--- start RECORDS SHOWN ---
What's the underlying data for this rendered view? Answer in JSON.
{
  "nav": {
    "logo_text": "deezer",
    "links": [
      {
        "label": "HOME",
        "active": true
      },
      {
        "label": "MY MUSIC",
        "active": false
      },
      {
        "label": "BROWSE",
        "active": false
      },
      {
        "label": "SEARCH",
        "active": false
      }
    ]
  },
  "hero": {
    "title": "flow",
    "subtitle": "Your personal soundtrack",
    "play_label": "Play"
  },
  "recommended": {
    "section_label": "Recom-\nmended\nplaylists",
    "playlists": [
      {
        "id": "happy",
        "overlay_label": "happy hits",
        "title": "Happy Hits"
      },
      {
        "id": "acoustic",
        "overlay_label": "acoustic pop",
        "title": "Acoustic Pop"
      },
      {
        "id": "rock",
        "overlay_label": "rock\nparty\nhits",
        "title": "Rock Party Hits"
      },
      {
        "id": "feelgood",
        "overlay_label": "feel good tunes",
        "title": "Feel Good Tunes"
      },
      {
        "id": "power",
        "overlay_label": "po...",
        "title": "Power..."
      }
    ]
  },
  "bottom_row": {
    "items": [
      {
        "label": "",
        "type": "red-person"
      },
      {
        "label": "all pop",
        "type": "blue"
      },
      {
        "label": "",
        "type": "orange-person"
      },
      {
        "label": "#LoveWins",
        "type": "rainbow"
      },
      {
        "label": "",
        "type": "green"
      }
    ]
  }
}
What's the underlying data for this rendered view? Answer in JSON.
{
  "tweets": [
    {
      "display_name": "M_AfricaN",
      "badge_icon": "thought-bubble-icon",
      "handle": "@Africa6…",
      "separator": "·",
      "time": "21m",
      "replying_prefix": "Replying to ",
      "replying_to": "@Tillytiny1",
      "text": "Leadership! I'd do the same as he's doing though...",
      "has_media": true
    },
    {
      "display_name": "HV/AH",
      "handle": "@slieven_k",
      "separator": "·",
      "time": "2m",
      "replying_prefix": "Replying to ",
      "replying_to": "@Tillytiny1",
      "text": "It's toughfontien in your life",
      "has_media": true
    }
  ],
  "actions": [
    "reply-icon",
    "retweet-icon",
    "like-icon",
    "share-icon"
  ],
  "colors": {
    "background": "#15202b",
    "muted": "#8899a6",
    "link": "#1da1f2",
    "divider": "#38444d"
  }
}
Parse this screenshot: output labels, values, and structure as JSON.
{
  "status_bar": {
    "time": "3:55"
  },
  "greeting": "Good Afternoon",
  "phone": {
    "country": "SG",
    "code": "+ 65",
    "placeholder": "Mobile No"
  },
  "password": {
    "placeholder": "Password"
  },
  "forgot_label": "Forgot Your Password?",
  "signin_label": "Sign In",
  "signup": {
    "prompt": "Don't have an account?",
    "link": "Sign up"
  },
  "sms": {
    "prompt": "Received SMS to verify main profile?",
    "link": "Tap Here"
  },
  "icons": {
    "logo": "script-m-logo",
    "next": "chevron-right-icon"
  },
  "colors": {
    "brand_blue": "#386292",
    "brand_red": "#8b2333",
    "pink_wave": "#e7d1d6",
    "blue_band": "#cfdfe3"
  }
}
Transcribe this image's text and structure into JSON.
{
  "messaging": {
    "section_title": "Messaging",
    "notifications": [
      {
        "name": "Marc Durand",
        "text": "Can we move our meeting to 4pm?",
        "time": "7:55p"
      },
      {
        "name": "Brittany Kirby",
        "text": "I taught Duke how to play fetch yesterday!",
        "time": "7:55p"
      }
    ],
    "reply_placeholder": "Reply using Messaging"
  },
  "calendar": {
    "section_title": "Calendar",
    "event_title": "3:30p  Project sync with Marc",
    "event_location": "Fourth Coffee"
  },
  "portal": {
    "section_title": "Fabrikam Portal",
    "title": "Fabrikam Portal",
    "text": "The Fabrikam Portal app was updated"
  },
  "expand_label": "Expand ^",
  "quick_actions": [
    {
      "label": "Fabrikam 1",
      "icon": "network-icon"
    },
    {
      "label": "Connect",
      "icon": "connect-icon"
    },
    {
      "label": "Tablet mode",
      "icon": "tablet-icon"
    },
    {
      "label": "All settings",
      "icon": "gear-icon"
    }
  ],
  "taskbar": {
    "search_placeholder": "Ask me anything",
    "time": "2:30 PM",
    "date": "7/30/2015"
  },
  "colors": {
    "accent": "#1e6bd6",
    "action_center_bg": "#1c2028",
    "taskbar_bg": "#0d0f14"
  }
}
--- end RECORDS SHOWN ---
→ GIVEN INSTRUCTION:
Extract the complete data, matching each line exactly.

→ RESPONSE TO THIS TASK:
What's the underlying data for this rendered view? Answer in JSON.
{
  "nav": {
    "logo_text": "deezer",
    "links": [
      {
        "label": "HOME",
        "active": true
      },
      {
        "label": "MY MUSIC",
        "active": false
      },
      {
        "label": "BROWSE",
        "active": false
      },
      {
        "label": "SEARCH",
        "active": false
      }
    ]
  },
  "hero": {
    "title": "flow",
    "subtitle": "Your personal soundtrack",
    "play_label": "Play"
  },
  "recommended": {
    "section_label": "Recom-\nmended\nplaylists",
    "playlists": [
      {
        "id": "happy",
        "overlay_label": "happy hits",
        "title": "Happy Hits"
      },
      {
        "id": "acoustic",
        "overlay_label": "acoustic pop",
        "title": "Acoustic Pop"
      },
      {
        "id": "rock",
        "overlay_label": "rock\nparty\nhits",
        "title": "Rock Party Hits"
      },
      {
        "id": "feelgood",
        "overlay_label": "feel good tunes",
        "title": "Feel Good Tunes"
      },
      {
        "id": "power",
        "overlay_label": "po...",
        "title": "Power..."
      }
    ]
  },
  "bottom_row": {
    "items": [
      {
        "label": "",
        "type": "red-person"
      },
      {
        "label": "all pop",
        "type": "blue"
      },
      {
        "label": "",
        "type": "orange-person"
      },
      {
        "label": "#LoveWins",
        "type": "rainbow"
      },
      {
        "label": "",
        "type": "green"
      }
    ]
  }
}
What's the underlying data for this rendered view? Answer in JSON.
{
  "tweets": [
    {
      "display_name": "M_AfricaN",
      "badge_icon": "thought-bubble-icon",
      "handle": "@Africa6…",
      "separator": "·",
      "time": "21m",
      "replying_prefix": "Replying to ",
      "replying_to": "@Tillytiny1",
      "text": "Leadership! I'd do the same as he's doing though...",
      "has_media": true
    },
    {
      "display_name": "HV/AH",
      "handle": "@slieven_k",
      "separator": "·",
      "time": "2m",
      "replying_prefix": "Replying to ",
      "replying_to": "@Tillytiny1",
      "text": "It's toughfontien in your life",
      "has_media": true
    }
  ],
  "actions": [
    "reply-icon",
    "retweet-icon",
    "like-icon",
    "share-icon"
  ],
  "colors": {
    "background": "#15202b",
    "muted": "#8899a6",
    "link": "#1da1f2",
    "divider": "#38444d"
  }
}
Parse this screenshot: output labels, values, and structure as JSON.
{
  "status_bar": {
    "time": "3:55"
  },
  "greeting": "Good Afternoon",
  "phone": {
    "country": "SG",
    "code": "+ 65",
    "placeholder": "Mobile No"
  },
  "password": {
    "placeholder": "Password"
  },
  "forgot_label": "Forgot Your Password?",
  "signin_label": "Sign In",
  "signup": {
    "prompt": "Don't have an account?",
    "link": "Sign up"
  },
  "sms": {
    "prompt": "Received SMS to verify main profile?",
    "link": "Tap Here"
  },
  "icons": {
    "logo": "script-m-logo",
    "next": "chevron-right-icon"
  },
  "colors": {
    "brand_blue": "#386292",
    "brand_red": "#8b2333",
    "pink_wave": "#e7d1d6",
    "blue_band": "#cfdfe3"
  }
}
Transcribe this image's text and structure into JSON.
{
  "messaging": {
    "section_title": "Messaging",
    "notifications": [
      {
        "name": "Marc Durand",
        "text": "Can we move our meeting to 4pm?",
        "time": "7:55p"
      },
      {
        "name": "Brittany Kirby",
        "text": "I taught Duke how to play fetch yesterday!",
        "time": "7:55p"
      }
    ],
    "reply_placeholder": "Reply using Messaging"
  },
  "calendar": {
    "section_title": "Calendar",
    "event_title": "3:30p  Project sync with Marc",
    "event_location": "Fourth Coffee"
  },
  "portal": {
    "section_title": "Fabrikam Portal",
    "title": "Fabrikam Portal",
    "text": "The Fabrikam Portal app was updated"
  },
  "expand_label": "Expand ^",
  "quick_actions": [
    {
      "label": "Fabrikam 1",
      "icon": "network-icon"
    },
    {
      "label": "Connect",
      "icon": "connect-icon"
    },
    {
      "label": "Tablet mode",
      "icon": "tablet-icon"
    },
    {
      "label": "All settings",
      "icon": "gear-icon"
    }
  ],
  "taskbar": {
    "search_placeholder": "Ask me anything",
    "time": "2:30 PM",
    "date": "7/30/2015"
  },
  "colors": {
    "accent": "#1e6bd6",
    "action_center_bg": "#1c2028",
    "taskbar_bg": "#0d0f14"
  }
}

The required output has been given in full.